**Exercise:**
Can you give all the records again without altering a single character?

Data entries for graphics
☆ ☆ ☆ ☆

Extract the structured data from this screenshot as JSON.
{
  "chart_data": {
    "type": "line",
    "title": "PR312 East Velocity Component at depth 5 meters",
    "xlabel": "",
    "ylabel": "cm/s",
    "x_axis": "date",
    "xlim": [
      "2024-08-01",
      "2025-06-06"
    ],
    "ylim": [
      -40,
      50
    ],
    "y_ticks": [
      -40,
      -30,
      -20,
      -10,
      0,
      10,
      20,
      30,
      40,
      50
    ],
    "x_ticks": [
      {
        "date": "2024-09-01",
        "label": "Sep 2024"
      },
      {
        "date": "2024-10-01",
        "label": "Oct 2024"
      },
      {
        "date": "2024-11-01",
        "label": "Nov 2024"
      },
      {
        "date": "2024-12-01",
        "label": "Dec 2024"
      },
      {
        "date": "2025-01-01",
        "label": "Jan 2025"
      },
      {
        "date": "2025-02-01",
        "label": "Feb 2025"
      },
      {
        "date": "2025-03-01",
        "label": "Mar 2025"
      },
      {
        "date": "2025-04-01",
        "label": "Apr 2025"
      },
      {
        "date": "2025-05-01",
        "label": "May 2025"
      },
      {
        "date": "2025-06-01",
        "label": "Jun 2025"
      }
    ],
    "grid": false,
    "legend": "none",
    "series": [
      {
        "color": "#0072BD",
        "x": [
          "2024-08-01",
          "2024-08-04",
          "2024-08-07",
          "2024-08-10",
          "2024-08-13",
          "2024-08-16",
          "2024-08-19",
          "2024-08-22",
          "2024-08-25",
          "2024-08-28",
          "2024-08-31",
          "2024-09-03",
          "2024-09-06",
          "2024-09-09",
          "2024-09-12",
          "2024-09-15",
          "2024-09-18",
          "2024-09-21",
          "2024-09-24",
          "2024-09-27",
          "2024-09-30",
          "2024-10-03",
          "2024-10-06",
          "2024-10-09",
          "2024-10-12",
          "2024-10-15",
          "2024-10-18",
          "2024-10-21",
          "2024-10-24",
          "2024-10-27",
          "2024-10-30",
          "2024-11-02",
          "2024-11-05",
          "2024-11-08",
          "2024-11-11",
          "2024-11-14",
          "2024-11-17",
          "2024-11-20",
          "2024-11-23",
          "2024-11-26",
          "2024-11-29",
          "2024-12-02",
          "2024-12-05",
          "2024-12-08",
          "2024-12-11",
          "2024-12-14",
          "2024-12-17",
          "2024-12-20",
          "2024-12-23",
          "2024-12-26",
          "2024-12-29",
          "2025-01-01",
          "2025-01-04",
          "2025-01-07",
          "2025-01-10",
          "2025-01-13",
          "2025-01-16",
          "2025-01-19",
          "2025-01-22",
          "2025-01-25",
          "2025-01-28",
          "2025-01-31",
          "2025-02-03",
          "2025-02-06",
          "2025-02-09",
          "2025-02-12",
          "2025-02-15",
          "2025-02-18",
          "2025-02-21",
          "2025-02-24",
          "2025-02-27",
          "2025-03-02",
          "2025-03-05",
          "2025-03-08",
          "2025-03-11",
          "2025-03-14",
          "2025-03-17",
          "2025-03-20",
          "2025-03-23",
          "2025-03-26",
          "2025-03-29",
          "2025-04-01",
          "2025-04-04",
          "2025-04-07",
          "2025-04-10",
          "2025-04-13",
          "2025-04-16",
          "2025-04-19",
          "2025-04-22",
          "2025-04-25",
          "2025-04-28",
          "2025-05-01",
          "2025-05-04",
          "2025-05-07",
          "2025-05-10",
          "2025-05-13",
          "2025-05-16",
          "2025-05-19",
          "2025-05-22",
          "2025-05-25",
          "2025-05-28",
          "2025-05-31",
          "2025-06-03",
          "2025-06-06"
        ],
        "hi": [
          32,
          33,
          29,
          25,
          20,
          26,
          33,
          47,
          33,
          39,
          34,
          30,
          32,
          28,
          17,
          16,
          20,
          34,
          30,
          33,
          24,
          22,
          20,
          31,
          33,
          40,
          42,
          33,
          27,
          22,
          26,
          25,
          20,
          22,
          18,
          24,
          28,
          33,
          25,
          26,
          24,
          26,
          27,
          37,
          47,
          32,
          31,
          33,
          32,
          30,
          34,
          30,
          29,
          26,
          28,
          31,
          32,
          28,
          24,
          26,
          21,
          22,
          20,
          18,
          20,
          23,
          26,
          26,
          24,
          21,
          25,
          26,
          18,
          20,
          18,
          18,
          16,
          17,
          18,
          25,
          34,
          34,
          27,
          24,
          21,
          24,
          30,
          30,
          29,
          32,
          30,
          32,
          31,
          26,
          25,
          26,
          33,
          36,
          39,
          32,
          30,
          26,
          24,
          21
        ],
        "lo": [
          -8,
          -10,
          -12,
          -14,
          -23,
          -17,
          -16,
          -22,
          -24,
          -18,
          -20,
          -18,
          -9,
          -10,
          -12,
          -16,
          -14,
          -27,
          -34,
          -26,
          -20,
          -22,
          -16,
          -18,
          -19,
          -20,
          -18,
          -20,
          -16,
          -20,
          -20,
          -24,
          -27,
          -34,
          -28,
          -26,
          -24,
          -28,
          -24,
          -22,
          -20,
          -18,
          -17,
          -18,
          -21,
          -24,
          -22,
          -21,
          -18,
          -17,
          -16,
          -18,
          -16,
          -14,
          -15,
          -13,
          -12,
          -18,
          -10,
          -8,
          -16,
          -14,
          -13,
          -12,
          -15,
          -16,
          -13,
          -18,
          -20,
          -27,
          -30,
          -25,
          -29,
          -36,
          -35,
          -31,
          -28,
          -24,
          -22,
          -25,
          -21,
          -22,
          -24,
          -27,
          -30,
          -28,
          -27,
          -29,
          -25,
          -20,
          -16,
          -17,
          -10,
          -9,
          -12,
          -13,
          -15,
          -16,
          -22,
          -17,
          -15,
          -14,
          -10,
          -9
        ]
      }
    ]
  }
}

☆ ☆ ☆ ☆

**Task result:**
Extract the structured data from this screenshot as JSON.
{
  "chart_data": {
    "type": "line",
    "title": "PR312 East Velocity Component at depth 5 meters",
    "xlabel": "",
    "ylabel": "cm/s",
    "x_axis": "date",
    "xlim": [
      "2024-08-01",
      "2025-06-06"
    ],
    "ylim": [
      -40,
      50
    ],
    "y_ticks": [
      -40,
      -30,
      -20,
      -10,
      0,
      10,
      20,
      30,
      40,
      50
    ],
    "x_ticks": [
      {
        "date": "2024-09-01",
        "label": "Sep 2024"
      },
      {
        "date": "2024-10-01",
        "label": "Oct 2024"
      },
      {
        "date": "2024-11-01",
        "label": "Nov 2024"
      },
      {
        "date": "2024-12-01",
        "label": "Dec 2024"
      },
      {
        "date": "2025-01-01",
        "label": "Jan 2025"
      },
      {
        "date": "2025-02-01",
        "label": "Feb 2025"
      },
      {
        "date": "2025-03-01",
        "label": "Mar 2025"
      },
      {
        "date": "2025-04-01",
        "label": "Apr 2025"
      },
      {
        "date": "2025-05-01",
        "label": "May 2025"
      },
      {
        "date": "2025-06-01",
        "label": "Jun 2025"
      }
    ],
    "grid": false,
    "legend": "none",
    "series": [
      {
        "color": "#0072BD",
        "x": [
          "2024-08-01",
          "2024-08-04",
          "2024-08-07",
          "2024-08-10",
          "2024-08-13",
          "2024-08-16",
          "2024-08-19",
          "2024-08-22",
          "2024-08-25",
          "2024-08-28",
          "2024-08-31",
          "2024-09-03",
          "2024-09-06",
          "2024-09-09",
          "2024-09-12",
          "2024-09-15",
          "2024-09-18",
          "2024-09-21",
          "2024-09-24",
          "2024-09-27",
          "2024-09-30",
          "2024-10-03",
          "2024-10-06",
          "2024-10-09",
          "2024-10-12",
          "2024-10-15",
          "2024-10-18",
          "2024-10-21",
          "2024-10-24",
          "2024-10-27",
          "2024-10-30",
          "2024-11-02",
          "2024-11-05",
          "2024-11-08",
          "2024-11-11",
          "2024-11-14",
          "2024-11-17",
          "2024-11-20",
          "2024-11-23",
          "2024-11-26",
          "2024-11-29",
          "2024-12-02",
          "2024-12-05",
          "2024-12-08",
          "2024-12-11",
          "2024-12-14",
          "2024-12-17",
          "2024-12-20",
          "2024-12-23",
          "2024-12-26",
          "2024-12-29",
          "2025-01-01",
          "2025-01-04",
          "2025-01-07",
          "2025-01-10",
          "2025-01-13",
          "2025-01-16",
          "2025-01-19",
          "2025-01-22",
          "2025-01-25",
          "2025-01-28",
          "2025-01-31",
          "2025-02-03",
          "2025-02-06",
          "2025-02-09",
          "2025-02-12",
          "2025-02-15",
          "2025-02-18",
          "2025-02-21",
          "2025-02-24",
          "2025-02-27",
          "2025-03-02",
          "2025-03-05",
          "2025-03-08",
          "2025-03-11",
          "2025-03-14",
          "2025-03-17",
          "2025-03-20",
          "2025-03-23",
          "2025-03-26",
          "2025-03-29",
          "2025-04-01",
          "2025-04-04",
          "2025-04-07",
          "2025-04-10",
          "2025-04-13",
          "2025-04-16",
          "2025-04-19",
          "2025-04-22",
          "2025-04-25",
          "2025-04-28",
          "2025-05-01",
          "2025-05-04",
          "2025-05-07",
          "2025-05-10",
          "2025-05-13",
          "2025-05-16",
          "2025-05-19",
          "2025-05-22",
          "2025-05-25",
          "2025-05-28",
          "2025-05-31",
          "2025-06-03",
          "2025-06-06"
        ],
        "hi": [
          32,
          33,
          29,
          25,
          20,
          26,
          33,
          47,
          33,
          39,
          34,
          30,
          32,
          28,
          17,
          16,
          20,
          34,
          30,
          33,
          24,
          22,
          20,
          31,
          33,
          40,
          42,
          33,
          27,
          22,
          26,
          25,
          20,
          22,
          18,
          24,
          28,
          33,
          25,
          26,
          24,
          26,
          27,
          37,
          47,
          32,
          31,
          33,
          32,
          30,
          34,
          30,
          29,
          26,
          28,
          31,
          32,
          28,
          24,
          26,
          21,
          22,
          20,
          18,
          20,
          23,
          26,
          26,
          24,
          21,
          25,
          26,
          18,
          20,
          18,
          18,
          16,
          17,
          18,
          25,
          34,
          34,
          27,
          24,
          21,
          24,
          30,
          30,
          29,
          32,
          30,
          32,
          31,
          26,
          25,
          26,
          33,
          36,
          39,
          32,
          30,
          26,
          24,
          21
        ],
        "lo": [
          -8,
          -10,
          -12,
          -14,
          -23,
          -17,
          -16,
          -22,
          -24,
          -18,
          -20,
          -18,
          -9,
          -10,
          -12,
          -16,
          -14,
          -27,
          -34,
          -26,
          -20,
          -22,
          -16,
          -18,
          -19,
          -20,
          -18,
          -20,
          -16,
          -20,
          -20,
          -24,
          -27,
          -34,
          -28,
          -26,
          -24,
          -28,
          -24,
          -22,
          -20,
          -18,
          -17,
          -18,
          -21,
          -24,
          -22,
          -21,
          -18,
          -17,
          -16,
          -18,
          -16,
          -14,
          -15,
          -13,
          -12,
          -18,
          -10,
          -8,
          -16,
          -14,
          -13,
          -12,
          -15,
          -16,
          -13,
          -18,
          -20,
          -27,
          -30,
          -25,
          -29,
          -36,
          -35,
          -31,
          -28,
          -24,
          -22,
          -25,
          -21,
          -22,
          -24,
          -27,
          -30,
          -28,
          -27,
          -29,
          -25,
          -20,
          -16,
          -17,
          -10,
          -9,
          -12,
          -13,
          -15,
          -16,
          -22,
          -17,
          -15,
          -14,
          -10,
          -9
        ]
      }
    ]
  }
}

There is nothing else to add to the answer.